++++ EXTRAIT

La synagogue de Beit Israel, un bâtiment de luxe qui accueille certains des Juifs les plus riches du monde russophone, a été inaugurée en fanfare l’année dernière dans un bâtiment en bord de mer dont l’architecture fait écho aux synagogues iconiques de Lettonie. Avec ses meubles en bois rouge, ses panneaux rétro-éclairés, son revêtement en velours et ses tapis persans, la synagogue a des allures d’un hôtel de luxe.
En été, il y a assez de voitures de luxe dans le parking « pour vous faire croire que vous êtes à Monaco », a déclaré Mark Wolffson, un habitué de Beit Israel âgé de 42 ans.
La nouvelle synagogue est une étape importante pour les 10 000 Juifs de Lettonie, une petite nation prise en sandwich entre la Lituanie et l’Estonie, où seulement 200 Juifs ont survécu à la Shoah sur une population juive d’avant-guerre estimée à 90 000 personnes. C’est aussi un témoignage de la manière dont les Juifs russophones, qui connaissent peu leur foi, renouent avec leurs traditions, une fois qu’ils ont réussi sur le plan professionnel.
« Pour nous, c’est un grand progrès », a déclaré Dmitry Krupnikov, un ancien dirigeant de la communauté juive de Lettonie.
Le fondateur de la synagogue, Emmanuil Grinshpun, entrepreneur en immobilier et en logiciels né en Moldavie, est l’un des membres les plus riches de la synagogue. Il a commencé à visiter Jurmala lorsque la synagogue a accueilli le concours populaire de chansons New Wave, que le musicien juif russe Igor Krutoy a lancé en 2002. Le concours a attiré beaucoup de Juifs, mais aucune communauté juive organisée n’a jamais pris racine ici.
« Ils ne se réuniraient jamais en tant que communauté sans une synagogue, a déclaré Grinshpun, qui vit avec sa famille à Miami. « Alors j’en ai construit une. »

++++++++
++++ DONNÉES FOURNIES

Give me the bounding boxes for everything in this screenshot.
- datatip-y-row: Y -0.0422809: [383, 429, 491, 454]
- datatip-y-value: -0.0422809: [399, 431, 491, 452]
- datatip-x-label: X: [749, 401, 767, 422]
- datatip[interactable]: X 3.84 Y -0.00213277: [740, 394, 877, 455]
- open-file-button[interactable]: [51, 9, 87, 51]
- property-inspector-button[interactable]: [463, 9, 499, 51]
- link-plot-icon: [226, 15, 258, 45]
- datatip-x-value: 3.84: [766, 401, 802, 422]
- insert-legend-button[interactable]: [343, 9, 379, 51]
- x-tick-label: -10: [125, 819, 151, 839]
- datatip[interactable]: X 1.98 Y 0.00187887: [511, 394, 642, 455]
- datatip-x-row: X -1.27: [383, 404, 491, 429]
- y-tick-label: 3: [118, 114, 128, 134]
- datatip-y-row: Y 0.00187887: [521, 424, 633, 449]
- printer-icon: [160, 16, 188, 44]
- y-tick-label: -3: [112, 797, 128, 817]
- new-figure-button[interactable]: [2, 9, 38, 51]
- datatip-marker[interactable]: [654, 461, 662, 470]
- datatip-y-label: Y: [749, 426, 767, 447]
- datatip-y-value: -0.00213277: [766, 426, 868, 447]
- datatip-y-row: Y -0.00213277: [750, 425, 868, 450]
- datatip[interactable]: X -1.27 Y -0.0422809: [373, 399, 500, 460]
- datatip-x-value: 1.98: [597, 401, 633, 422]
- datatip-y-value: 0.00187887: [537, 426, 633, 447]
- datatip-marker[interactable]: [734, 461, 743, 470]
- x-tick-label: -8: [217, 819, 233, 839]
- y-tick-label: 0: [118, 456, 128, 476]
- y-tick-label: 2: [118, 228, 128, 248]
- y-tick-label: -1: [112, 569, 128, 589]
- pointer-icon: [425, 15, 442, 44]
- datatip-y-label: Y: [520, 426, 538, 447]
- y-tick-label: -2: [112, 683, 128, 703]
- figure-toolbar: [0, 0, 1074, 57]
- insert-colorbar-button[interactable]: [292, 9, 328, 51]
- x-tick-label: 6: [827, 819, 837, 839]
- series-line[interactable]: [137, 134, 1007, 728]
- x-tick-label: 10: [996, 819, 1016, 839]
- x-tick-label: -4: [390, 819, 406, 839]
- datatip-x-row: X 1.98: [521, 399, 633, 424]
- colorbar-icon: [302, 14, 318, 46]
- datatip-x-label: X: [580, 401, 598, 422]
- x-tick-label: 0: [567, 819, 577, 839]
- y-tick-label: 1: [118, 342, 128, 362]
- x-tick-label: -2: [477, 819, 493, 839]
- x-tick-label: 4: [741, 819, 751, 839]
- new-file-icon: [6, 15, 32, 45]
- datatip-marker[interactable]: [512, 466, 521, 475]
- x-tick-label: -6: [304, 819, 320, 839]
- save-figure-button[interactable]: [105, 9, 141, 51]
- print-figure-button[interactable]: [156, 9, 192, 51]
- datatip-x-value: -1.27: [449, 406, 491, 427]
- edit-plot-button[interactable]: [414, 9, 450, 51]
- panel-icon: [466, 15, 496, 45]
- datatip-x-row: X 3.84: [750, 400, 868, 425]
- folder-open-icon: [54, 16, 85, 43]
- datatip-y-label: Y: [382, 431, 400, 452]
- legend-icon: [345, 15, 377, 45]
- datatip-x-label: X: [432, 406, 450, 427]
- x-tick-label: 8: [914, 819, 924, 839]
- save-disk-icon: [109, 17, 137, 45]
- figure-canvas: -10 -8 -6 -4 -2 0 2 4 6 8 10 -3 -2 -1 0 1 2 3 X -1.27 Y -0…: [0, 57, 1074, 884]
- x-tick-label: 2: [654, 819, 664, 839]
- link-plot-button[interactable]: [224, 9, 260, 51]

++++++++

- _CONSIGNES_
a: D'après l'extrait sur la synagogue Beit Israel, combien de Juifs de Lettonie ont survécu à la Shoah ?
b: Rédigez, s'il vous plaît, la suite de l'extrait sur la synagogue Beit Israel en partant de sa dernière phrase.
Les items n'ont aucun lien avec l'extrait sur la synagogue Beit Israel.

- _RÉPONSES RÉDIGÉES_
a: Seulement 200, sur une population juive d'avant-guerre estimée à 90 000 personnes.

b:
Grinshpun a également embauché un rabbin orthodoxe à plein temps, Shimon Kutnovsky-Liak, qui est venu d’Israël avec sa famille. La famille de Kutnovsky-Liak est originaire de Lettonie et a lutté pour s’échapper du pays dans les années 1970 alors qu’il faisait encore partie de l’Union soviétique. Kutnovsky-Liak a déclaré que sa première année ici a été une expérience mitigée.
« En été, il y a des jours euphoriques où la synagogue est pleine et on a le sentiment de reconstruire quelque chose de magnifique », a-t-il dit. « Puis l’automne approche, et pour la première fois de ma vie, je me retrouve seul dans une synagogue vide pour célébrer Shemini Atzeret. »
Beit Israel est la première chaire de Kutnovsky-Liak, un vétéran d’une unité d’élite de l’armée de l’air israélienne et père d’un enfant. Le rabbin a trouvé le calme de l’intersaison déprimant et cela l’a fait douter de lui-même.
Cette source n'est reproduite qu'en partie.